**DESCRIPTION OF THE TASK**
The entries below are to be written out again without alteration.
◇ ◇ ◇ ◇ ◇
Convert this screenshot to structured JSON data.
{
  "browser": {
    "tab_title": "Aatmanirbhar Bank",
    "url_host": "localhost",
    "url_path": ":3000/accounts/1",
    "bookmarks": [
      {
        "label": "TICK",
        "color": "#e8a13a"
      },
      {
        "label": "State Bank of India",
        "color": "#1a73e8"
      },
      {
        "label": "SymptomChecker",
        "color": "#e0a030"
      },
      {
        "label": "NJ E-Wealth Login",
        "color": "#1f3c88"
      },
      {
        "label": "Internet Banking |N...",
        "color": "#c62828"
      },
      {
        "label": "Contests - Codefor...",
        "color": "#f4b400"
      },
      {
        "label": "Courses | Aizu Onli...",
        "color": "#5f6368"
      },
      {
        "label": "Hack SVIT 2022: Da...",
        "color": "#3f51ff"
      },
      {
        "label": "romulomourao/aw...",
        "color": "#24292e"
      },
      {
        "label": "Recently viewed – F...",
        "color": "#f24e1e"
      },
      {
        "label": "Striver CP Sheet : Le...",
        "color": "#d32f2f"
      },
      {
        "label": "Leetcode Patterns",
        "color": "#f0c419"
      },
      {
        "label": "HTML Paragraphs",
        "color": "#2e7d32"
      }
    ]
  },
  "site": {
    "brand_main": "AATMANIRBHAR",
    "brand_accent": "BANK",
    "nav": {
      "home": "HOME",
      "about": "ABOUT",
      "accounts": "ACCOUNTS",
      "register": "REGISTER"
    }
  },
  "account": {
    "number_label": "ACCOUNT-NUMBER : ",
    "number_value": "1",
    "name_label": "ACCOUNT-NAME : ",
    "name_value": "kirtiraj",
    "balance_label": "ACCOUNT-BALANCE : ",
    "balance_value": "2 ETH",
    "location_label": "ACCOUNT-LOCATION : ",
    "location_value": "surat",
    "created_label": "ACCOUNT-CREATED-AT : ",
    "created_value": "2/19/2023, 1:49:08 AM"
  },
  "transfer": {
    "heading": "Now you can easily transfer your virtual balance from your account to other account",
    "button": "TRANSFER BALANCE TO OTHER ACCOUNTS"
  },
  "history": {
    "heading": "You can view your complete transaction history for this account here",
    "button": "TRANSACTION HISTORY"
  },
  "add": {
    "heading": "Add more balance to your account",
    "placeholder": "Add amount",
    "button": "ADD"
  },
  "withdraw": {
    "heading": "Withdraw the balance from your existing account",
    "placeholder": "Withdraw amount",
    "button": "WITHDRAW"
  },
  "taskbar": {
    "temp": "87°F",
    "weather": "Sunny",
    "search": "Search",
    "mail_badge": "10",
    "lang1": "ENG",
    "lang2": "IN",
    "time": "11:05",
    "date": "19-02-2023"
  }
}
◇ ◇ ◇ ◇ ◇
**TASK SOLUTION**
Convert this screenshot to structured JSON data.
{
  "browser": {
    "tab_title": "Aatmanirbhar Bank",
    "url_host": "localhost",
    "url_path": ":3000/accounts/1",
    "bookmarks": [
      {
        "label": "TICK",
        "color": "#e8a13a"
      },
      {
        "label": "State Bank of India",
        "color": "#1a73e8"
      },
      {
        "label": "SymptomChecker",
        "color": "#e0a030"
      },
      {
        "label": "NJ E-Wealth Login",
        "color": "#1f3c88"
      },
      {
        "label": "Internet Banking |N...",
        "color": "#c62828"
      },
      {
        "label": "Contests - Codefor...",
        "color": "#f4b400"
      },
      {
        "label": "Courses | Aizu Onli...",
        "color": "#5f6368"
      },
      {
        "label": "Hack SVIT 2022: Da...",
        "color": "#3f51ff"
      },
      {
        "label": "romulomourao/aw...",
        "color": "#24292e"
      },
      {
        "label": "Recently viewed – F...",
        "color": "#f24e1e"
      },
      {
        "label": "Striver CP Sheet : Le...",
        "color": "#d32f2f"
      },
      {
        "label": "Leetcode Patterns",
        "color": "#f0c419"
      },
      {
        "label": "HTML Paragraphs",
        "color": "#2e7d32"
      }
    ]
  },
  "site": {
    "brand_main": "AATMANIRBHAR",
    "brand_accent": "BANK",
    "nav": {
      "home": "HOME",
      "about": "ABOUT",
      "accounts": "ACCOUNTS",
      "register": "REGISTER"
    }
  },
  "account": {
    "number_label": "ACCOUNT-NUMBER : ",
    "number_value": "1",
    "name_label": "ACCOUNT-NAME : ",
    "name_value": "kirtiraj",
    "balance_label": "ACCOUNT-BALANCE : ",
    "balance_value": "2 ETH",
    "location_label": "ACCOUNT-LOCATION : ",
    "location_value": "surat",
    "created_label": "ACCOUNT-CREATED-AT : ",
    "created_value": "2/19/2023, 1:49:08 AM"
  },
  "transfer": {
    "heading": "Now you can easily transfer your virtual balance from your account to other account",
    "button": "TRANSFER BALANCE TO OTHER ACCOUNTS"
  },
  "history": {
    "heading": "You can view your complete transaction history for this account here",
    "button": "TRANSACTION HISTORY"
  },
  "add": {
    "heading": "Add more balance to your account",
    "placeholder": "Add amount",
    "button": "ADD"
  },
  "withdraw": {
    "heading": "Withdraw the balance from your existing account",
    "placeholder": "Withdraw amount",
    "button": "WITHDRAW"
  },
  "taskbar": {
    "temp": "87°F",
    "weather": "Sunny",
    "search": "Search",
    "mail_badge": "10",
    "lang1": "ENG",
    "lang2": "IN",
    "time": "11:05",
    "date": "19-02-2023"
  }
}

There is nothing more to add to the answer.